Recorded information
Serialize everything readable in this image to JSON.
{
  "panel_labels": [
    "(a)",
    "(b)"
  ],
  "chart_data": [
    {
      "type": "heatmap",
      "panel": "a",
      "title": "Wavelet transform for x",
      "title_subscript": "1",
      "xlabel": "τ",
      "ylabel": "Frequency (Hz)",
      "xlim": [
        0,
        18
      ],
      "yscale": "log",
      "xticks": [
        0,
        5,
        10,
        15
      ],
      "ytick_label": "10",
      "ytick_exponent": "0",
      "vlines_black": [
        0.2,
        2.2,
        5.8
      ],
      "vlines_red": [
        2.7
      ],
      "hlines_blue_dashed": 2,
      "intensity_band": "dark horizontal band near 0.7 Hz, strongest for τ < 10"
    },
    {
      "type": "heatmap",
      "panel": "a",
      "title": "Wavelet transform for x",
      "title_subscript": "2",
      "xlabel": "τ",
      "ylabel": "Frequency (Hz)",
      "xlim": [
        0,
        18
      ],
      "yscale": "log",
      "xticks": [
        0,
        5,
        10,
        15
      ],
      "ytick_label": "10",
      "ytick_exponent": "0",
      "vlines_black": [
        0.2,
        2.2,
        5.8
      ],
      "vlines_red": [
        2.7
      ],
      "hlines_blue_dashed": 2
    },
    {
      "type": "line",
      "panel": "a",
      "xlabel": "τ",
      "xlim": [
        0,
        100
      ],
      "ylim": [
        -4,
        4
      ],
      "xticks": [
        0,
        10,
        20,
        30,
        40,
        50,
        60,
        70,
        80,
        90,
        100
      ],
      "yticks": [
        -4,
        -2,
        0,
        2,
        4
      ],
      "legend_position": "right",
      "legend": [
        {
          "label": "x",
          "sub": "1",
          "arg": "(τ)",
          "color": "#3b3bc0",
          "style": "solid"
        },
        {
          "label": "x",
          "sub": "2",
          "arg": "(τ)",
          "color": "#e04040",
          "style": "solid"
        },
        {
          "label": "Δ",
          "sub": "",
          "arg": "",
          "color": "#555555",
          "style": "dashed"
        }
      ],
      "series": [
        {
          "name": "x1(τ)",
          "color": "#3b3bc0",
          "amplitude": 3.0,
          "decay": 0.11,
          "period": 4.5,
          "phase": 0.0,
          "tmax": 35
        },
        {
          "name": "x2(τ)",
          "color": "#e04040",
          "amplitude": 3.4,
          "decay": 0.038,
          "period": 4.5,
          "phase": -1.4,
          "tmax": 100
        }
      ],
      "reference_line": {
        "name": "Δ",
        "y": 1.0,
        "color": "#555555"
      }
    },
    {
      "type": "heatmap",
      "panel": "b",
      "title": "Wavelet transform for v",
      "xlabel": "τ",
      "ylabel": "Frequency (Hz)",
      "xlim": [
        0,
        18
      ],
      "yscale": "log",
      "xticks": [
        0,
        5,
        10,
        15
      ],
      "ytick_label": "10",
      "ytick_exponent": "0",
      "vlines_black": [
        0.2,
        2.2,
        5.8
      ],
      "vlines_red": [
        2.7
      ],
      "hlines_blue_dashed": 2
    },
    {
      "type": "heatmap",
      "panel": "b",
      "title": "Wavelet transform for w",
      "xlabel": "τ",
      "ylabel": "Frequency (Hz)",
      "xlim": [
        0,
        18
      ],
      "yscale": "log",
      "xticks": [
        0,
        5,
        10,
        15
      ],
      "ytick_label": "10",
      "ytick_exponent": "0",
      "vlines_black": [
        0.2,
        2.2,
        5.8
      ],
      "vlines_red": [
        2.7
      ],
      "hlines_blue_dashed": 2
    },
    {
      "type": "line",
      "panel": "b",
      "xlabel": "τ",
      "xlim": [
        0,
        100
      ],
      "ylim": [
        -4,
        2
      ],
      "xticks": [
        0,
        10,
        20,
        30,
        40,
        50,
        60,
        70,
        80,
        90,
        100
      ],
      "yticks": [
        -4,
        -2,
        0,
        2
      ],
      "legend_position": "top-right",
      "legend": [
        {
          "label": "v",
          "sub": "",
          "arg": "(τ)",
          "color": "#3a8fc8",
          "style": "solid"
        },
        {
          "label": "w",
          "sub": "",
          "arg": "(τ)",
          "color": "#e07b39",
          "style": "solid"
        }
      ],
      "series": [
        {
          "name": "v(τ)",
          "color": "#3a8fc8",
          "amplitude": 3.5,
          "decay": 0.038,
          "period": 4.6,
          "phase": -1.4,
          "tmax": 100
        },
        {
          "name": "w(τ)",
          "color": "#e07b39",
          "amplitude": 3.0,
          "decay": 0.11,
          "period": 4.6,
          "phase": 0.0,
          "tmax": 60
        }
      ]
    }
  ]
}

What needs to be done
From the entries above, extract each line containing "Wavelet".

Exercise answer
      "title": "Wavelet transform for x",
      "title": "Wavelet transform for x",
      "title": "Wavelet transform for v",
      "title": "Wavelet transform for w",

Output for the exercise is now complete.